## EXERCISE DETAILS
Find the lines with "基于新技术的公司" in them and copy them out.

## ROWS

┌────────

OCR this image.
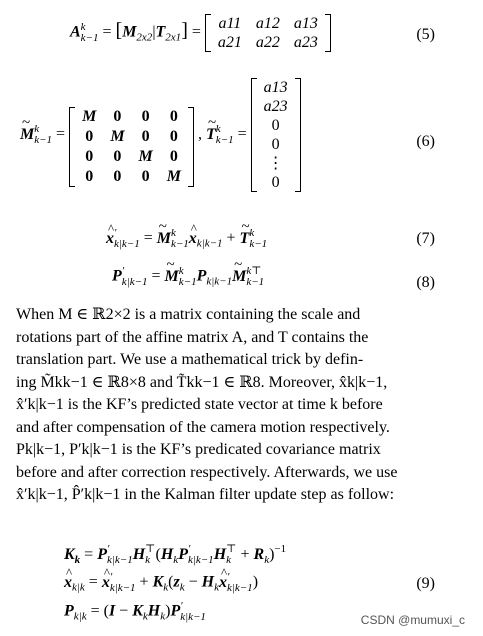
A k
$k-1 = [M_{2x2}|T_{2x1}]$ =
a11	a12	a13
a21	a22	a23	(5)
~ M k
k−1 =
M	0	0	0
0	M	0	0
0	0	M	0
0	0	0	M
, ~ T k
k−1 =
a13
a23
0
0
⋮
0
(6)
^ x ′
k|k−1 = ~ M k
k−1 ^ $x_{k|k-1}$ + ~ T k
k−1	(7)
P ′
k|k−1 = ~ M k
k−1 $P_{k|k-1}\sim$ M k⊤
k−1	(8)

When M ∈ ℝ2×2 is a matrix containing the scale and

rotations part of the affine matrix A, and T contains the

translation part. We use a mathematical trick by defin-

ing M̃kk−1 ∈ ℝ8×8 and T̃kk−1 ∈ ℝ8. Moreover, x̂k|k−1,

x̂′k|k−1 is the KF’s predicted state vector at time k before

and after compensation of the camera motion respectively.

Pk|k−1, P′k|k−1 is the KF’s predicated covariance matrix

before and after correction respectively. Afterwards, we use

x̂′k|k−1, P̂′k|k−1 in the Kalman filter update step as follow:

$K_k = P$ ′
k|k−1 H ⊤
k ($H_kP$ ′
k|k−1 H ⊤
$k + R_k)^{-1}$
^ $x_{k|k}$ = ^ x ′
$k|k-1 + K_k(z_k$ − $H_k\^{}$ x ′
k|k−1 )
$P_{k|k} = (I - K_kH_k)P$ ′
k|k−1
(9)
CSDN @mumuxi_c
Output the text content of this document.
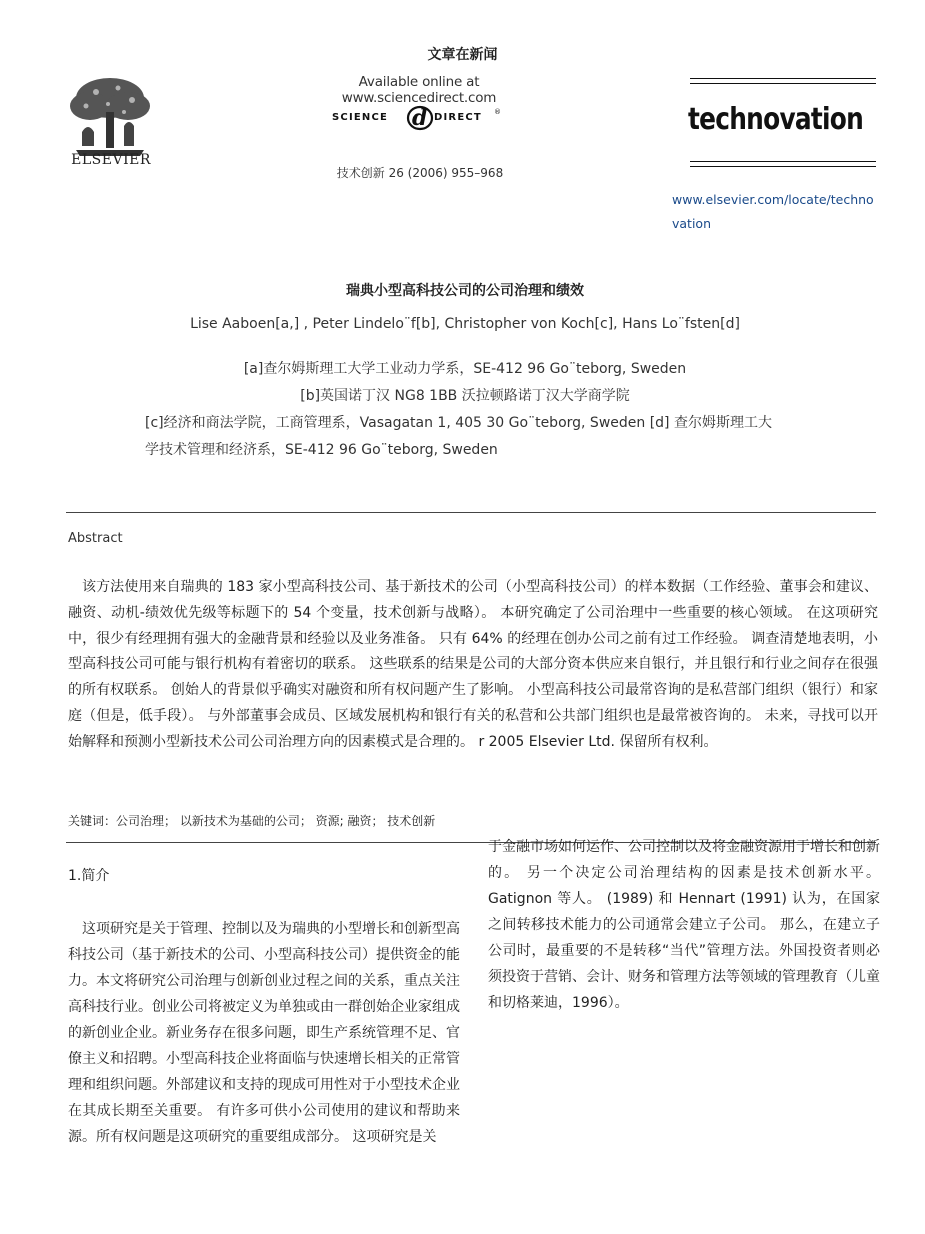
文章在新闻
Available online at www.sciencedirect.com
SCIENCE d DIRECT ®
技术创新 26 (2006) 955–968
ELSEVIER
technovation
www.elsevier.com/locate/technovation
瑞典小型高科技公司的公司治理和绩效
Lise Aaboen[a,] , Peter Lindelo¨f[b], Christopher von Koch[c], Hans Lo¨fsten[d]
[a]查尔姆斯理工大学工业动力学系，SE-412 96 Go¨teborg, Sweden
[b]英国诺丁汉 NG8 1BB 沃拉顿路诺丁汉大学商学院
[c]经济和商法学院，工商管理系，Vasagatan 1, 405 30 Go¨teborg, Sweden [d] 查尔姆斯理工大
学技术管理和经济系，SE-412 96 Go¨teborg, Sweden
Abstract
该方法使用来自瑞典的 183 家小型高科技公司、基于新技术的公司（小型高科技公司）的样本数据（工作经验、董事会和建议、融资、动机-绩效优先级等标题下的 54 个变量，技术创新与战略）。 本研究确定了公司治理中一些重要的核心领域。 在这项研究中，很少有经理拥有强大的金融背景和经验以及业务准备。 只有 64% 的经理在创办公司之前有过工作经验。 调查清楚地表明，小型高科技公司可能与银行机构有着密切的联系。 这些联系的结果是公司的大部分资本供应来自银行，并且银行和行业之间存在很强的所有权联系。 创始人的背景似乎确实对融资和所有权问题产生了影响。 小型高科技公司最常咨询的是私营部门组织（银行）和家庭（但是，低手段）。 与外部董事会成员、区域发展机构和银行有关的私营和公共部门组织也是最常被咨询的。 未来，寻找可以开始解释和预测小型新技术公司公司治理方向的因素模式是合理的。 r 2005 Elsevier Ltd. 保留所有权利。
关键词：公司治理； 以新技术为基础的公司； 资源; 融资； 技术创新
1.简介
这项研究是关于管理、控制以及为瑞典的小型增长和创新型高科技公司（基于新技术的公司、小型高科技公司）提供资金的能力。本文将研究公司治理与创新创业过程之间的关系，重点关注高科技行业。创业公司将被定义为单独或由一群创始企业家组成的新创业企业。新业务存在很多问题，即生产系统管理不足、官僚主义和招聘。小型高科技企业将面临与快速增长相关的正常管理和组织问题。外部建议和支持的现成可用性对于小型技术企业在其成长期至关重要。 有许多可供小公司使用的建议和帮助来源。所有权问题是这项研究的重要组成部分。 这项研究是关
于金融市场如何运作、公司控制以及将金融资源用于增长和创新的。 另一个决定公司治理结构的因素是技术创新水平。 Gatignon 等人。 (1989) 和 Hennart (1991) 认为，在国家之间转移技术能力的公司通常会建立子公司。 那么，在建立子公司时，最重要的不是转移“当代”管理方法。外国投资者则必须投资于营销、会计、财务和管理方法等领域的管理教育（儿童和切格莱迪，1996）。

└────────
┌────────

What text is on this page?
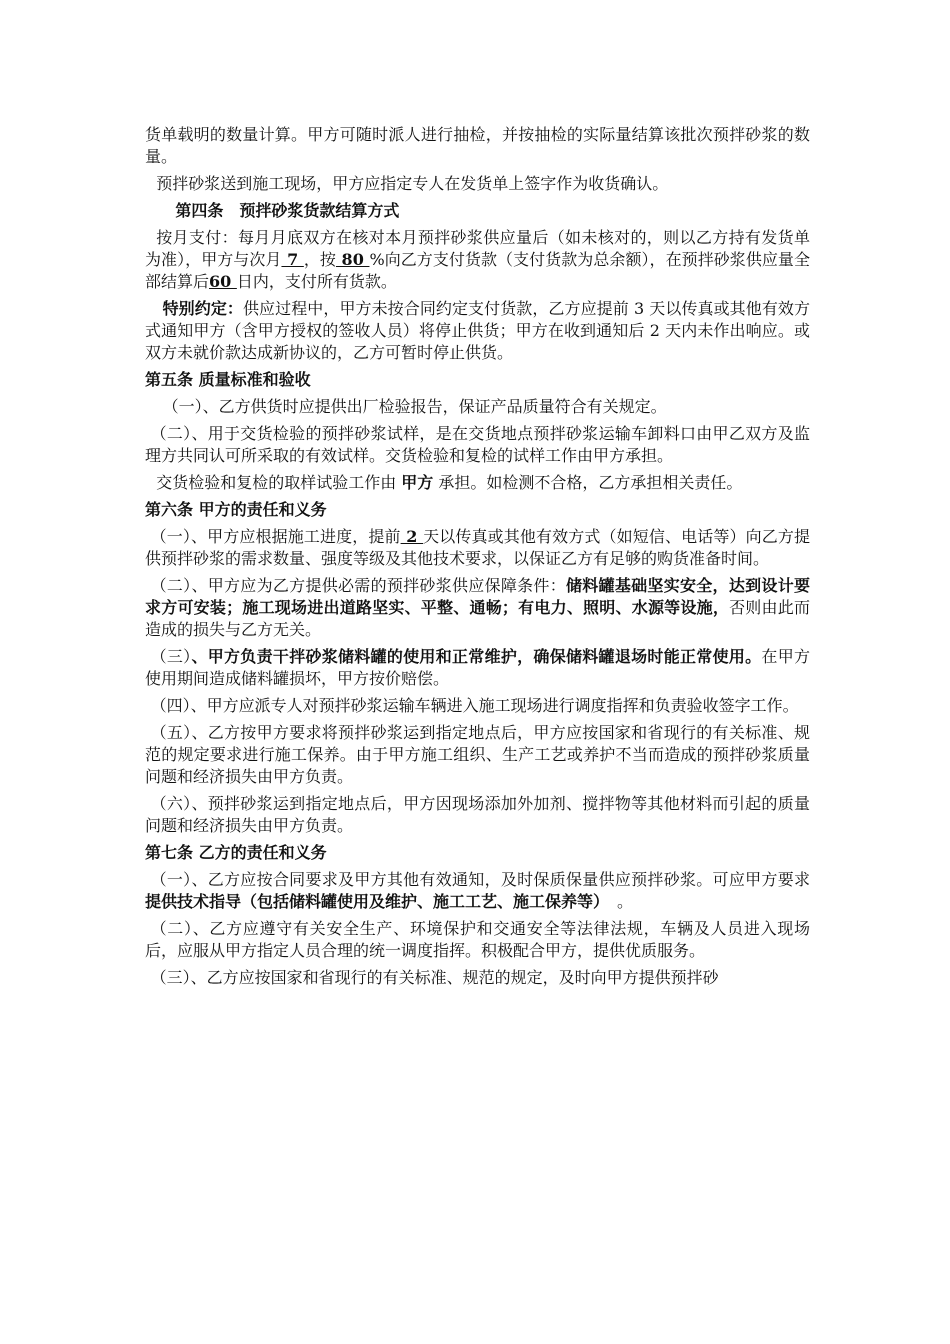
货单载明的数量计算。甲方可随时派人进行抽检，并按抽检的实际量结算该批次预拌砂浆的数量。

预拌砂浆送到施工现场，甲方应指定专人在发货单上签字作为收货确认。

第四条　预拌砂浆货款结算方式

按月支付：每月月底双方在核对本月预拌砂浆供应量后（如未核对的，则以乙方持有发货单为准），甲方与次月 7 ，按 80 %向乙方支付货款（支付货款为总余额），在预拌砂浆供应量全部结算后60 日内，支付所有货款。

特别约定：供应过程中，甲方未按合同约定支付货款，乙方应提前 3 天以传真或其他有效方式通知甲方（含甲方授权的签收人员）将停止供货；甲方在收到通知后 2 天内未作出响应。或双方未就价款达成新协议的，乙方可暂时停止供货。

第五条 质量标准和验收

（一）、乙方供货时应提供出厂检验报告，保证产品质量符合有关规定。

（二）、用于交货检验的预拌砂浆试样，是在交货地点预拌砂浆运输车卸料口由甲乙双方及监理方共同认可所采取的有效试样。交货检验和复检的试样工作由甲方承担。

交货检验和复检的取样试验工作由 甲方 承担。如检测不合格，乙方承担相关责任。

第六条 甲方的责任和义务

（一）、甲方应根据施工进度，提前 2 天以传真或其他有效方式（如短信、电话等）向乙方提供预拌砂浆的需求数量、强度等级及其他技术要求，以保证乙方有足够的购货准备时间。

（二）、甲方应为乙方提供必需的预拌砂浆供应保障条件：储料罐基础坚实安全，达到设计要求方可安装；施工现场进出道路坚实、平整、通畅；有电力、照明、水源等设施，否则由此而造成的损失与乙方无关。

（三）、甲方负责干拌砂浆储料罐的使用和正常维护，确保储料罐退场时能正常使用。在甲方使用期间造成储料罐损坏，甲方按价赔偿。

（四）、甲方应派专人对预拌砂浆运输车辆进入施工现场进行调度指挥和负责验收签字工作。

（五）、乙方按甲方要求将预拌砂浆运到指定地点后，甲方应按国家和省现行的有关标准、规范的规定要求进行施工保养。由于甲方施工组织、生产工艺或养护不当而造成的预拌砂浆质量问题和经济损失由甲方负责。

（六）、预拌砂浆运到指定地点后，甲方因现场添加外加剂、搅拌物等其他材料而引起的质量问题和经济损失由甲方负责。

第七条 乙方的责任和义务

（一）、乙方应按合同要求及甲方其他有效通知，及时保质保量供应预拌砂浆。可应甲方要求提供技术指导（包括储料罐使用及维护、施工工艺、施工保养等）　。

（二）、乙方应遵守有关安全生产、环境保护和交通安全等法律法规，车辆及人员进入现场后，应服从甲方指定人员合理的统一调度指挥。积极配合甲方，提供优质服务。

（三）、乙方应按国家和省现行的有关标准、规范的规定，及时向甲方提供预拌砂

└────────

## SOLVED EXERCISE
该方法使用来自瑞典的 183 家小型高科技公司、基于新技术的公司（小型高科技公司）的样本数据（工作经验、董事会和建议、融资、动机-绩效优先级等标题下的 54 个变量，技术创新与战略）。 本研究确定了公司治理中一些重要的核心领域。 在这项研究中，很少有经理拥有强大的金融背景和经验以及业务准备。 只有 64% 的经理在创办公司之前有过工作经验。 调查清楚地表明，小型高科技公司可能与银行机构有着密切的联系。 这些联系的结果是公司的大部分资本供应来自银行，并且银行和行业之间存在很强的所有权联系。 创始人的背景似乎确实对融资和所有权问题产生了影响。 小型高科技公司最常咨询的是私营部门组织（银行）和家庭（但是，低手段）。 与外部董事会成员、区域发展机构和银行有关的私营和公共部门组织也是最常被咨询的。 未来，寻找可以开始解释和预测小型新技术公司公司治理方向的因素模式是合理的。 r 2005 Elsevier Ltd. 保留所有权利。
这项研究是关于管理、控制以及为瑞典的小型增长和创新型高科技公司（基于新技术的公司、小型高科技公司）提供资金的能力。本文将研究公司治理与创新创业过程之间的关系，重点关注高科技行业。创业公司将被定义为单独或由一群创始企业家组成的新创业企业。新业务存在很多问题，即生产系统管理不足、官僚主义和招聘。小型高科技企业将面临与快速增长相关的正常管理和组织问题。外部建议和支持的现成可用性对于小型技术企业在其成长期至关重要。 有许多可供小公司使用的建议和帮助来源。所有权问题是这项研究的重要组成部分。 这项研究是关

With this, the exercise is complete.